_Your instructions_
Give again, word for word, the part of the text on the 2022 Regional Football Champions League from "The 2022 Japanese Regional Football" up to and including "in their history.".

_Extract to read_
The 2022 Japanese Regional Football Champions League (全国地域サッカーチャンピオンズリーグ2022) was the 46th edition of the referred annually contested cup for the best-placed teams of each of their respective Regional Leagues, and of the 2022 Shakaijin Cup. Criacao Shinjuku was the title holder, as winners of the 2021 edition of the tournament. Promoted to the JFL, the club couldn't defend their title. Briobecca Urayasu won the championship at the final round, being promoted to the Japan Football League years after relegated from it on 2017. Finishing as runners-up, Okinawa SV was also promoted to Japan's 4th division for the first time in their history.

Format
As usual, 12 teams participated in the transitional tournament for regional league teams who want to join the JFL. The 2019 format was restored, with three Shakaijin Cup teams that were not yet qualified to the Champions League via the Regional Leagues (being placed below the champions of their league), alongside the nine champions of the 2022 Japanese Regional Leagues.

It featured two stages: The first stage had the 12 teams split into 3 groups with 4 teams in each, with each group winners and the overall best runners-up being qualified to the second stage. This second, and final stage, had the 4 teams playing (again) in a round-robin format, with the winners and runners-up of the competition staying a foot apart from qualifying to the 2023 Japan Football League, pending the league's approval.  Only teams that want to join the JFL can be promoted. Unlike the previous year, where 11 of the 12 teams submitted applications to the JFL (as Mitsubishi Mizushima didn't expressed a desire to join the league), all the participating teams on this edition submitted documents indicating their intention to join the JFL.  The order of priority to join the JFL goes from the first-placed team to the last-placed team in the competition, so, the two best teams amongst those whom the JFL have approved membership can be promoted. A meeting between the JFL Board of Directors, scheduled to be held on 6 December 2022, determines whether the winners and runners-up of the competition will have its membership accepted. Its results will be published on the same day at 13:00 (JST).

_Provided material_
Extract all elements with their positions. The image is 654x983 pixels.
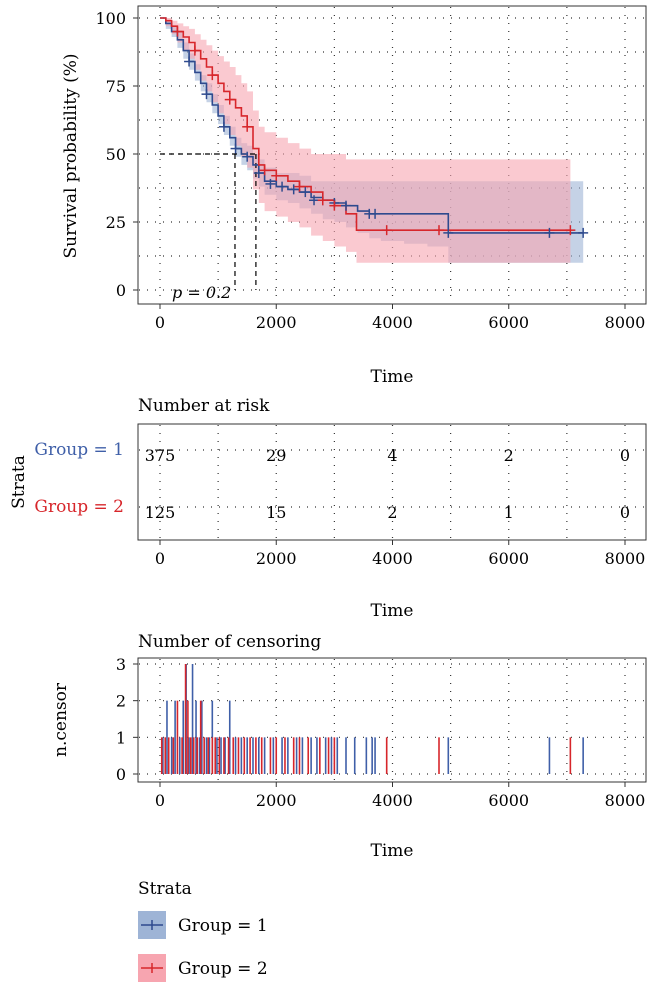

_Expected answer_
The 2022 Japanese Regional Football Champions League (全国地域サッカーチャンピオンズリーグ2022) was the 46th edition of the referred annually contested cup for the best-placed teams of each of their respective Regional Leagues, and of the 2022 Shakaijin Cup. Criacao Shinjuku was the title holder, as winners of the 2021 edition of the tournament. Promoted to the JFL, the club couldn't defend their title. Briobecca Urayasu won the championship at the final round, being promoted to the Japan Football League years after relegated from it on 2017. Finishing as runners-up, Okinawa SV was also promoted to Japan's 4th division for the first time in their history.